>>>>

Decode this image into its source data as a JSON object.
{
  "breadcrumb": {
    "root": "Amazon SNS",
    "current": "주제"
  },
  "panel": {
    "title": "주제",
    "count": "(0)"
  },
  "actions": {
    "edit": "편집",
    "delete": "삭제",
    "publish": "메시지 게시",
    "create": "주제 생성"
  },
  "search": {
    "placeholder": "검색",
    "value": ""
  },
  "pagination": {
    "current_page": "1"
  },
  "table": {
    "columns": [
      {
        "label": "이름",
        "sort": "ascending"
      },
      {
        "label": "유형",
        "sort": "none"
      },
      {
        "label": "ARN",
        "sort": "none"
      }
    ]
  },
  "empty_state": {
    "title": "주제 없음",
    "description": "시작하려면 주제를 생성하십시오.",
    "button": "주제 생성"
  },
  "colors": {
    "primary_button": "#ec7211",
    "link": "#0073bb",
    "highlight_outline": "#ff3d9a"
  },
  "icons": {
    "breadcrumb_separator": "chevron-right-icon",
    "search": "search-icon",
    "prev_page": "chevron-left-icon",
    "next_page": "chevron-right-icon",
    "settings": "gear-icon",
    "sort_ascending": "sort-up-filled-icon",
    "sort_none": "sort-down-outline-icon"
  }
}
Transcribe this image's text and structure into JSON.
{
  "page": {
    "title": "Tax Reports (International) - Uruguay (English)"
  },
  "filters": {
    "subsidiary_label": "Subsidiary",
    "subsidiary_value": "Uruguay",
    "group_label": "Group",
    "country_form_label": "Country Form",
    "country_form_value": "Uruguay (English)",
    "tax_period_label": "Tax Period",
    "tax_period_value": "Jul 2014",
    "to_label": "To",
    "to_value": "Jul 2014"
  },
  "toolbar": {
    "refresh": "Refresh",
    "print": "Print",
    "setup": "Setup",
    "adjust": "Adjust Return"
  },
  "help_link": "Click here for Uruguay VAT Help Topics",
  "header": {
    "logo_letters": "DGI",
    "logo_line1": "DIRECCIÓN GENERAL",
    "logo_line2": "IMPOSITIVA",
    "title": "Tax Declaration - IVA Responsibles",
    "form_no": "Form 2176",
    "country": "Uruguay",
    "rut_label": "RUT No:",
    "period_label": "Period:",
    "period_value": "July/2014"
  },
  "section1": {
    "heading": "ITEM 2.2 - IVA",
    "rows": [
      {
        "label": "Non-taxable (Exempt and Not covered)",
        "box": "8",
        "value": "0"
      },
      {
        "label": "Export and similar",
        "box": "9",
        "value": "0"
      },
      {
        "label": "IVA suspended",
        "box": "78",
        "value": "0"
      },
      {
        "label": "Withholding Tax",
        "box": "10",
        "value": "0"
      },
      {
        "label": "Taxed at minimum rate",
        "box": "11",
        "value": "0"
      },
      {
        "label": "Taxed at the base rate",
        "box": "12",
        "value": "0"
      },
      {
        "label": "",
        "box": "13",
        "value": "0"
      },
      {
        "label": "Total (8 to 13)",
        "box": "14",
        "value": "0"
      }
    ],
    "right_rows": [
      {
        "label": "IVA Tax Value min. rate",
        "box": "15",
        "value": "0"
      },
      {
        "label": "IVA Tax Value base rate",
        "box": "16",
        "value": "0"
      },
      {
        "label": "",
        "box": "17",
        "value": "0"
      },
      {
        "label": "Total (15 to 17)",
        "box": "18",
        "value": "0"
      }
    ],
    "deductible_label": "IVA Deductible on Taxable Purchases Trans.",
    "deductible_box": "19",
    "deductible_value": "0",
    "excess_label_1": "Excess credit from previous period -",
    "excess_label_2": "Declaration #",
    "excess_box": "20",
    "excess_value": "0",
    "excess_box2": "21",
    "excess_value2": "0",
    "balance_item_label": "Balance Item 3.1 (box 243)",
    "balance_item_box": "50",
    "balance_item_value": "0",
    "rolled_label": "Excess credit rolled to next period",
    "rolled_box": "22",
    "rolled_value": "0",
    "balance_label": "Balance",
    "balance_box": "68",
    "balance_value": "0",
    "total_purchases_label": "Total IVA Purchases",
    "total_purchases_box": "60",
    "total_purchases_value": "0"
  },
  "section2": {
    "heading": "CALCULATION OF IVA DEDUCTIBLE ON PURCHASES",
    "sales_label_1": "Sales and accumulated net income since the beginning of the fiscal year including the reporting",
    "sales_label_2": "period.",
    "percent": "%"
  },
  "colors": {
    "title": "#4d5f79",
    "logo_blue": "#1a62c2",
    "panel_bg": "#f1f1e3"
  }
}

<<<<

Can you reproduce all the material exactly?

→ **Final answer**
Decode this image into its source data as a JSON object.
{
  "breadcrumb": {
    "root": "Amazon SNS",
    "current": "주제"
  },
  "panel": {
    "title": "주제",
    "count": "(0)"
  },
  "actions": {
    "edit": "편집",
    "delete": "삭제",
    "publish": "메시지 게시",
    "create": "주제 생성"
  },
  "search": {
    "placeholder": "검색",
    "value": ""
  },
  "pagination": {
    "current_page": "1"
  },
  "table": {
    "columns": [
      {
        "label": "이름",
        "sort": "ascending"
      },
      {
        "label": "유형",
        "sort": "none"
      },
      {
        "label": "ARN",
        "sort": "none"
      }
    ]
  },
  "empty_state": {
    "title": "주제 없음",
    "description": "시작하려면 주제를 생성하십시오.",
    "button": "주제 생성"
  },
  "colors": {
    "primary_button": "#ec7211",
    "link": "#0073bb",
    "highlight_outline": "#ff3d9a"
  },
  "icons": {
    "breadcrumb_separator": "chevron-right-icon",
    "search": "search-icon",
    "prev_page": "chevron-left-icon",
    "next_page": "chevron-right-icon",
    "settings": "gear-icon",
    "sort_ascending": "sort-up-filled-icon",
    "sort_none": "sort-down-outline-icon"
  }
}
Transcribe this image's text and structure into JSON.
{
  "page": {
    "title": "Tax Reports (International) - Uruguay (English)"
  },
  "filters": {
    "subsidiary_label": "Subsidiary",
    "subsidiary_value": "Uruguay",
    "group_label": "Group",
    "country_form_label": "Country Form",
    "country_form_value": "Uruguay (English)",
    "tax_period_label": "Tax Period",
    "tax_period_value": "Jul 2014",
    "to_label": "To",
    "to_value": "Jul 2014"
  },
  "toolbar": {
    "refresh": "Refresh",
    "print": "Print",
    "setup": "Setup",
    "adjust": "Adjust Return"
  },
  "help_link": "Click here for Uruguay VAT Help Topics",
  "header": {
    "logo_letters": "DGI",
    "logo_line1": "DIRECCIÓN GENERAL",
    "logo_line2": "IMPOSITIVA",
    "title": "Tax Declaration - IVA Responsibles",
    "form_no": "Form 2176",
    "country": "Uruguay",
    "rut_label": "RUT No:",
    "period_label": "Period:",
    "period_value": "July/2014"
  },
  "section1": {
    "heading": "ITEM 2.2 - IVA",
    "rows": [
      {
        "label": "Non-taxable (Exempt and Not covered)",
        "box": "8",
        "value": "0"
      },
      {
        "label": "Export and similar",
        "box": "9",
        "value": "0"
      },
      {
        "label": "IVA suspended",
        "box": "78",
        "value": "0"
      },
      {
        "label": "Withholding Tax",
        "box": "10",
        "value": "0"
      },
      {
        "label": "Taxed at minimum rate",
        "box": "11",
        "value": "0"
      },
      {
        "label": "Taxed at the base rate",
        "box": "12",
        "value": "0"
      },
      {
        "label": "",
        "box": "13",
        "value": "0"
      },
      {
        "label": "Total (8 to 13)",
        "box": "14",
        "value": "0"
      }
    ],
    "right_rows": [
      {
        "label": "IVA Tax Value min. rate",
        "box": "15",
        "value": "0"
      },
      {
        "label": "IVA Tax Value base rate",
        "box": "16",
        "value": "0"
      },
      {
        "label": "",
        "box": "17",
        "value": "0"
      },
      {
        "label": "Total (15 to 17)",
        "box": "18",
        "value": "0"
      }
    ],
    "deductible_label": "IVA Deductible on Taxable Purchases Trans.",
    "deductible_box": "19",
    "deductible_value": "0",
    "excess_label_1": "Excess credit from previous period -",
    "excess_label_2": "Declaration #",
    "excess_box": "20",
    "excess_value": "0",
    "excess_box2": "21",
    "excess_value2": "0",
    "balance_item_label": "Balance Item 3.1 (box 243)",
    "balance_item_box": "50",
    "balance_item_value": "0",
    "rolled_label": "Excess credit rolled to next period",
    "rolled_box": "22",
    "rolled_value": "0",
    "balance_label": "Balance",
    "balance_box": "68",
    "balance_value": "0",
    "total_purchases_label": "Total IVA Purchases",
    "total_purchases_box": "60",
    "total_purchases_value": "0"
  },
  "section2": {
    "heading": "CALCULATION OF IVA DEDUCTIBLE ON PURCHASES",
    "sales_label_1": "Sales and accumulated net income since the beginning of the fiscal year including the reporting",
    "sales_label_2": "period.",
    "percent": "%"
  },
  "colors": {
    "title": "#4d5f79",
    "logo_blue": "#1a62c2",
    "panel_bg": "#f1f1e3"
  }
}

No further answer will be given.